*TASK INSTRUCTIONS*
Go through the material and pull out every line with the string "name" in it.
━━━ EXTRACTED INFORMATION ━━━
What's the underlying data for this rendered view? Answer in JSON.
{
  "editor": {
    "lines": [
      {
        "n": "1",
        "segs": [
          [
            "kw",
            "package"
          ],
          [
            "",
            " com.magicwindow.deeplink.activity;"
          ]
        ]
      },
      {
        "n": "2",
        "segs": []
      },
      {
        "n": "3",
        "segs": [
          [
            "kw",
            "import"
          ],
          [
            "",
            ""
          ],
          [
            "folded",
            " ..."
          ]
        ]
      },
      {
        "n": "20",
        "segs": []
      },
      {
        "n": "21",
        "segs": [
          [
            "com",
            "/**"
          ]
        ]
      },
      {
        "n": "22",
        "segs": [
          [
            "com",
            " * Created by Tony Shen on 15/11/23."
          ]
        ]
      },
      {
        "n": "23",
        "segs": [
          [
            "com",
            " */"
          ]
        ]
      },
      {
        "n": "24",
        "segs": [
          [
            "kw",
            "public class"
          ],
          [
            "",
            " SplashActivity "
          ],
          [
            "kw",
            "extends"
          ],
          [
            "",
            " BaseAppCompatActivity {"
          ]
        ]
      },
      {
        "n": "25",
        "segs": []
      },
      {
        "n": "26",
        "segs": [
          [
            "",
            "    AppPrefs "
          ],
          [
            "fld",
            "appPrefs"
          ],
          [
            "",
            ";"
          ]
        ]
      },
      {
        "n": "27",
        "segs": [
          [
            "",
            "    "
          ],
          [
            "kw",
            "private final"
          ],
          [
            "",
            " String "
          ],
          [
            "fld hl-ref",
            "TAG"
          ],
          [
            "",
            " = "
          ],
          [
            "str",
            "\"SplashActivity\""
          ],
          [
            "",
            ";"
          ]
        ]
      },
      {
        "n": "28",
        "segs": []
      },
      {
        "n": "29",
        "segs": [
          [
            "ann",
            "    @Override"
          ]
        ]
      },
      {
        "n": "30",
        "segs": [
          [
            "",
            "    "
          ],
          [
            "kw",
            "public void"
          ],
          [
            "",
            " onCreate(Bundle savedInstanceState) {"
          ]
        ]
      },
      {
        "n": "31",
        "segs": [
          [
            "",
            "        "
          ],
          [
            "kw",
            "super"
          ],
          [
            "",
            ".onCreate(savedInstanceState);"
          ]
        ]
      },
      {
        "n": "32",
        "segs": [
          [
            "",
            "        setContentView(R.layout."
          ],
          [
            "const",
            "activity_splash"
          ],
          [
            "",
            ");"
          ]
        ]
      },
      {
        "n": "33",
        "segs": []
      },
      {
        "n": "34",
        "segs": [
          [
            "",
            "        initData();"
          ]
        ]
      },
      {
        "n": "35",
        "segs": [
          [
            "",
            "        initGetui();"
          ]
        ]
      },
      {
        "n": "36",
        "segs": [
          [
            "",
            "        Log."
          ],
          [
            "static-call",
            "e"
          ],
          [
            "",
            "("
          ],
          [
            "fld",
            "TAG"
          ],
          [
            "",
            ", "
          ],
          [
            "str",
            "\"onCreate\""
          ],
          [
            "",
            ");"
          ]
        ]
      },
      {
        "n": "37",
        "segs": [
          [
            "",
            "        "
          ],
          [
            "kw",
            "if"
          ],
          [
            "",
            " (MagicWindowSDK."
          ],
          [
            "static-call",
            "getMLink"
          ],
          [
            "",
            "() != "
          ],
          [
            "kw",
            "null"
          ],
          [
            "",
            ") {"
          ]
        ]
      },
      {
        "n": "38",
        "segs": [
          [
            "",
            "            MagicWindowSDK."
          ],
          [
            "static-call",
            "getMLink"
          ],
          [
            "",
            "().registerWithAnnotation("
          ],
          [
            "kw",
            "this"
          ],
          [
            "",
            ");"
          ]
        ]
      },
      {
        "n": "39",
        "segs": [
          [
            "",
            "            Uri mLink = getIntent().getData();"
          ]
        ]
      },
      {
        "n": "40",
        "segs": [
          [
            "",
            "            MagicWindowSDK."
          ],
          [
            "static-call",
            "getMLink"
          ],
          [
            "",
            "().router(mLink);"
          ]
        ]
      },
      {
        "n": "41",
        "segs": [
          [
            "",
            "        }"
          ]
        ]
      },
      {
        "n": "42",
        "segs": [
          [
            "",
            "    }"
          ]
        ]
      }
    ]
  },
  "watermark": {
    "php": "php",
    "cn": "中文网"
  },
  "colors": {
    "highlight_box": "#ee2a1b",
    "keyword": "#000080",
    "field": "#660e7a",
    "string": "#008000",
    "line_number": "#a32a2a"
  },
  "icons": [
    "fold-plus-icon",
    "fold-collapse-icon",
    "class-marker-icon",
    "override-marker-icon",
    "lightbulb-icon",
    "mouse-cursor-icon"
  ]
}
━━━
━━━ EXTRACTED INFORMATION ━━━
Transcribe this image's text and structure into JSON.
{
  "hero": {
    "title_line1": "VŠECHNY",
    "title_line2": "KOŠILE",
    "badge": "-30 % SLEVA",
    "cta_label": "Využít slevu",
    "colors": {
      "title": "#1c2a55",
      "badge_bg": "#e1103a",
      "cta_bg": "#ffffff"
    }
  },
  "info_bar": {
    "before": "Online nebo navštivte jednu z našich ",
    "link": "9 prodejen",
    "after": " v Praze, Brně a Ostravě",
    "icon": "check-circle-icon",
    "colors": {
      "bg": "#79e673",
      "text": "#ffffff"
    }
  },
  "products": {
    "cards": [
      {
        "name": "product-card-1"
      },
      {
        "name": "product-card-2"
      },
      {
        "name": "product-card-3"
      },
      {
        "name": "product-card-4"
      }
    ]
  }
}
━━━
*WORKED ANSWER*
        "name": "product-card-1"
        "name": "product-card-2"
        "name": "product-card-3"
        "name": "product-card-4"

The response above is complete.